Requisiti dei compiti >>
a) Indica se ciascuna affermazione concorda con l'estratto sui test atomici di Semipalatinsk, rispondendo sì o no e citando le parole decisive del testo: (i) Jablonskich percepisce una pensione di 1.680 grivne; (ii) l'epicentro delle esplosioni distava 40 km dall'unità; (iii) ai soldati venivano fornite maschere antigas.
b) Secondo l'estratto sui test atomici di Semipalatinsk, che cosa dovevano fare i soldati nel momento della vampa?
c) Elenca tutte le età in anni indicate nell'estratto sui test atomici di Semipalatinsk, specificando a chi si riferisce ciascuna.

Estratto della fonte >>
◇ ◇ ◇ ◇ ◇

Crateri dei test atomici, ancor oggi emanano radiazioni (foto: x-torrent.org)
«Prendo una normale pensione d’anzianità e invalidità di 1.680 grivne (168 €)» – con amarezza stringe le spalle il veterano di Semipalatinsk Vladimir Jablonskich. «All’Assicurazione sociale mi hanno rifiutato la pensione di Cernobyl (che arriva a circa 3.000 grivne). Dicono che le maggiorazioni per i liquidatori spettano solo a quelli che hanno liquidato le conseguenze dell’esplosione alla Centrale di Cernobyl o per lo meno nella zona colpita dall’incidente. Il fatto che io abbia preso parte ai test atomici invece non interessa a nessuno». […] 

BOMBA ATOMICA 

Il 73enne Naum Turjanskij e del 74enne Vladimir Jablonskich testimoniano di come loro dal 1956 al 1960 avessero osservato “dal vivo” come venivano fatte esplodere centinaia di bombe atomiche! «Recluta di 19 anni, capitai nell’unità militare presso la cittadella Moskva-400 al poligono di Semipalatinsk. Le cariche atomiche venivano fatte esplodere quasi ogni giorno, se le condizioni atmosferiche lo permettevano. L’epicentro si trovava a 20 km dalla nostra unità» – ricorda Naum Anatol’evič. 

A sentir lui, non venivano prese alcune misure di protezione per i soldati. «Durante le esplosioni i comandanti ci facevano uscire dalle baracche nel cortile dell’unità. Nel momento della vampa, dovevamo cadere a terra bocconi» – confessa il veterano. «Non ci spettavano né maschere antigas né tute speciali di protezione dalle radiazioni – i superiori dicevano che non c’era alcun pericolo. Ma già allora noi sospettavamo che su di noi stessero testando le bombe». 

Terminato il servizio, le conseguenze delle esplosioni atomiche si sono fatte amaramente sentire sulla salute dei soldati “cavie” – l’elenco delle malattie da cui sono stati colpiti occupa alcune pagine. Ne rimasero coinvolti anche i loro figli. Ad esempio, a Naum Turjanskij il primo figlio subito dopo la nascita s’ammalò di cancro e morì all’età di 9 anni.

I VETERANI: «DALL’OSPEDALE MILITARE NON FACEVA
PIÙ RITORNO NESSSUNO»

◇ ◇ ◇ ◇ ◇

Contenuto del dataset >>

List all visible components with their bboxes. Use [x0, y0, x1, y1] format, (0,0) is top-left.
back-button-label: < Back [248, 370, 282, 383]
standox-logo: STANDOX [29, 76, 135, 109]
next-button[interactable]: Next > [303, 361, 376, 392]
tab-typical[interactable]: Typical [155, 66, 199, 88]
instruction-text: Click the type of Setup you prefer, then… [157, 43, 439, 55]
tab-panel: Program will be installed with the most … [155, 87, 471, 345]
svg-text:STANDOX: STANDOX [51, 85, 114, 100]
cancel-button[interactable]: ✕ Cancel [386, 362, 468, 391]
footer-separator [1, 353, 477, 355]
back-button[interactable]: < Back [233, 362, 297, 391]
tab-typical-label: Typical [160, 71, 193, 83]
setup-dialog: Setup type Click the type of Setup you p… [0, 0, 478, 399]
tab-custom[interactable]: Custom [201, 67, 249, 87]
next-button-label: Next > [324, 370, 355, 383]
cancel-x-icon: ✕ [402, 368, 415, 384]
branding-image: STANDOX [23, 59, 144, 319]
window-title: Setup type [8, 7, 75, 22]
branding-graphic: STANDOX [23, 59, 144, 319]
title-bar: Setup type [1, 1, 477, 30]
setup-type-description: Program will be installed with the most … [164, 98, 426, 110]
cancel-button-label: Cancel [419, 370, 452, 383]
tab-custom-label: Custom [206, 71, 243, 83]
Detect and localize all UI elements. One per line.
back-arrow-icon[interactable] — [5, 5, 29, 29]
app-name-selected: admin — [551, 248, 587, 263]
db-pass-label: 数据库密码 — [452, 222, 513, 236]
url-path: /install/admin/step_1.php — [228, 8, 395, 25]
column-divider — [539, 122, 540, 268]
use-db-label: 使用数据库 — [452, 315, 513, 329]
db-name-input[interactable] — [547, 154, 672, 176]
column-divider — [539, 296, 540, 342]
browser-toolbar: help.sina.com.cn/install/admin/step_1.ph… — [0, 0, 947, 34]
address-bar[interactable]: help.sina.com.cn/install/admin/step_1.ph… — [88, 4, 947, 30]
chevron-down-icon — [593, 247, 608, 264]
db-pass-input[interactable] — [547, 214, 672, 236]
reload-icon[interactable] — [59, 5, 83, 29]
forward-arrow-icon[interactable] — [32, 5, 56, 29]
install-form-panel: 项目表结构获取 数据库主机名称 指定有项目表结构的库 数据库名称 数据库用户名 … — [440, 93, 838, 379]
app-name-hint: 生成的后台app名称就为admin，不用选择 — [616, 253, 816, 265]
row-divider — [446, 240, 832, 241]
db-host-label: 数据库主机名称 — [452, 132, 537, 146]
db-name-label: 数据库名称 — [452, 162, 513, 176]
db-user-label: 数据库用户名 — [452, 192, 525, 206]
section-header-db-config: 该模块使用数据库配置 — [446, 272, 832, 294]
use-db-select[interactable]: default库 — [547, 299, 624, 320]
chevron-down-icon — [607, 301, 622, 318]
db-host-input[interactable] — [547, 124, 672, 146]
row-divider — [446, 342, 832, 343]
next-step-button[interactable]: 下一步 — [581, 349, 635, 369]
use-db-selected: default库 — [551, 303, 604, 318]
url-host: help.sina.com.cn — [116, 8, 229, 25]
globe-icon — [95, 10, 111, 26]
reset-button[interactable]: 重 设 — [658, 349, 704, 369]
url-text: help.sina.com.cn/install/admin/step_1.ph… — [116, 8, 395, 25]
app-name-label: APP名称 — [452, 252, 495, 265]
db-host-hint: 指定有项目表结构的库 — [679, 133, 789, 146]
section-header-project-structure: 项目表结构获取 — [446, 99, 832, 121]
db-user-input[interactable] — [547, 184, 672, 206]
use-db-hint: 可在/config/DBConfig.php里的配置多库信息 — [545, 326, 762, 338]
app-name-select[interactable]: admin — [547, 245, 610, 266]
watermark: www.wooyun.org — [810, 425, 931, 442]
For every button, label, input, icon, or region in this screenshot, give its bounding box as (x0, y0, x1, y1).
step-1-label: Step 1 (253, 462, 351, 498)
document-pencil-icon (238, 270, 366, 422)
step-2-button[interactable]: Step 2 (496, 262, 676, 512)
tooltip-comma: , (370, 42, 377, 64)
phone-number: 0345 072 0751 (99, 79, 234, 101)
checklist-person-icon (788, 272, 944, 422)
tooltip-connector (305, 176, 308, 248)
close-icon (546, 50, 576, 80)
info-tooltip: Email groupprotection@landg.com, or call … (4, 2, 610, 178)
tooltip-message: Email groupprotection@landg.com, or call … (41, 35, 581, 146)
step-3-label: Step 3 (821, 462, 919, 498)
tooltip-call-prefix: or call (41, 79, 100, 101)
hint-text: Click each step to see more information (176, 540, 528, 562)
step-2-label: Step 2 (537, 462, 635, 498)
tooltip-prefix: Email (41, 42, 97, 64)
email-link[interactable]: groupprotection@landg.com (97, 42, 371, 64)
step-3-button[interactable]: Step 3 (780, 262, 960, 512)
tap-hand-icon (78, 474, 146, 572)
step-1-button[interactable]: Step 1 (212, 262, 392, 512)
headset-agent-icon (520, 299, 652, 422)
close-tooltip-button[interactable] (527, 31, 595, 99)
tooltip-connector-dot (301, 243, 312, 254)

◇ ◇ ◇ ◇ ◇

Soluzioni per compito >>
a)
(i) Sì: «Prendo una normale pensione d’anzianità e invalidità di 1.680 grivne (168 €)».
(ii) No: «L’epicentro si trovava a 20 km dalla nostra unità».
(iii) No: «Non ci spettavano né maschere antigas né tute speciali di protezione dalle radiazioni».

b) Dovevano cadere a terra bocconi.

c)
- 73 anni: Naum Turjanskij
- 74 anni: Vladimir Jablonskich
- 19 anni: Naum Turjanskij quando era recluta
- 9 anni: il primo figlio di Naum Turjanskij alla morte